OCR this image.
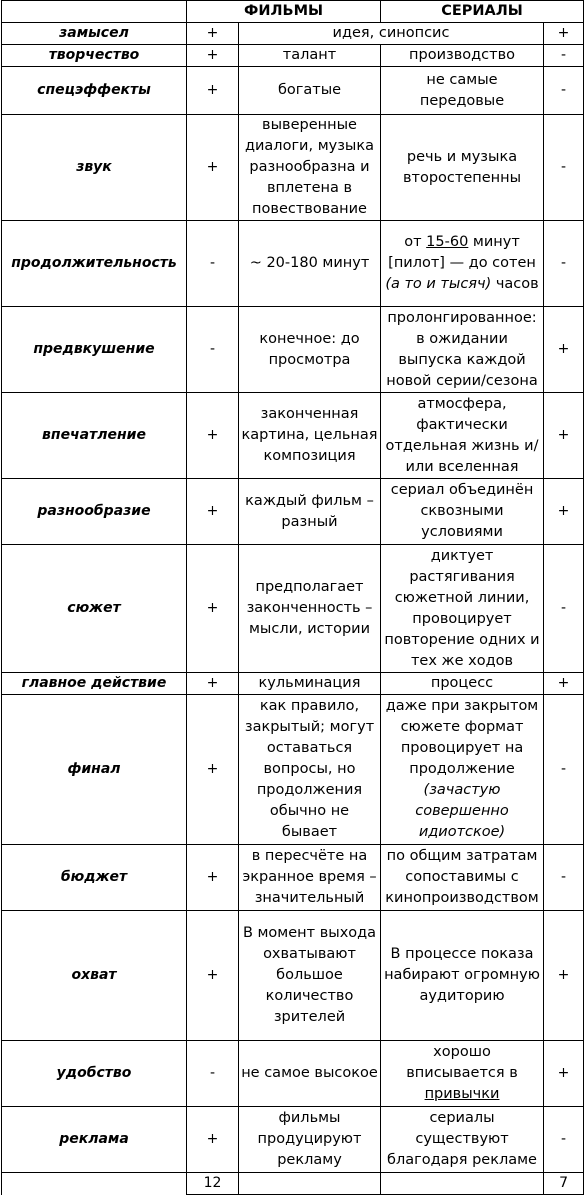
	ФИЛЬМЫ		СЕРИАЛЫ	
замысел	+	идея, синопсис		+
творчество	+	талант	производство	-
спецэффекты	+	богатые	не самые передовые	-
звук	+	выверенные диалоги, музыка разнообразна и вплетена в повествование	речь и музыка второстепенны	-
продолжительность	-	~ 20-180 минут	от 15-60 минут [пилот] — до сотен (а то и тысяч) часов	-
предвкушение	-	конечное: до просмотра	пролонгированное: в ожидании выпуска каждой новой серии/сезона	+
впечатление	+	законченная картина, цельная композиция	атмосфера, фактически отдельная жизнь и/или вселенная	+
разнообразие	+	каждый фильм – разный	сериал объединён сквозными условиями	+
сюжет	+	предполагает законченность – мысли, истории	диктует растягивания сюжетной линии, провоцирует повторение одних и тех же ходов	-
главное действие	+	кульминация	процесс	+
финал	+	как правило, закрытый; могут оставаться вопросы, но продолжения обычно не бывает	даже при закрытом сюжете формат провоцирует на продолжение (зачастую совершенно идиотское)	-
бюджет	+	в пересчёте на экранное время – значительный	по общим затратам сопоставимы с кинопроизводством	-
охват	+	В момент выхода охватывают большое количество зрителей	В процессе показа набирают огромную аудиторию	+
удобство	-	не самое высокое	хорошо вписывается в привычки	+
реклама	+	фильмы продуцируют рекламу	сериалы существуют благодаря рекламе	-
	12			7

==

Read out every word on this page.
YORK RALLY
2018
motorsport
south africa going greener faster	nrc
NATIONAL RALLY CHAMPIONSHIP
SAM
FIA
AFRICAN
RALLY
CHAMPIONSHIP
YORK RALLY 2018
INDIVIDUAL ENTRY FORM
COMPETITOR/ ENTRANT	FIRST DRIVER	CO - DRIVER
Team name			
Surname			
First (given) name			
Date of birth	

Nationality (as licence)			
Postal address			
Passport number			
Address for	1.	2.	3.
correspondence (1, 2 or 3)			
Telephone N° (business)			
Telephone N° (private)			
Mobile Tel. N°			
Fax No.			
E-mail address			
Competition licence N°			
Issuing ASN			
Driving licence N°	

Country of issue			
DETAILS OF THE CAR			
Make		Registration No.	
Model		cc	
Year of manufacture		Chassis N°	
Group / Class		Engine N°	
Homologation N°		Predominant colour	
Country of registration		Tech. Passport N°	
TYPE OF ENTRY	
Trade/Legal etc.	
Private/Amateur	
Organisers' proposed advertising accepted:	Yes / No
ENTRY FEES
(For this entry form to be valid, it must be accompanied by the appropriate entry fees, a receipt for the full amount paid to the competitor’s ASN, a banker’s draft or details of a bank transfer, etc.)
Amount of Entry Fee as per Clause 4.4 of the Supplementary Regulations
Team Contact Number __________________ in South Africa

**What is needed**
Which lines contain the word "RALLY"? Copy each one.

**Reply**
YORK RALLY
NATIONAL RALLY CHAMPIONSHIP
RALLY
YORK RALLY 2018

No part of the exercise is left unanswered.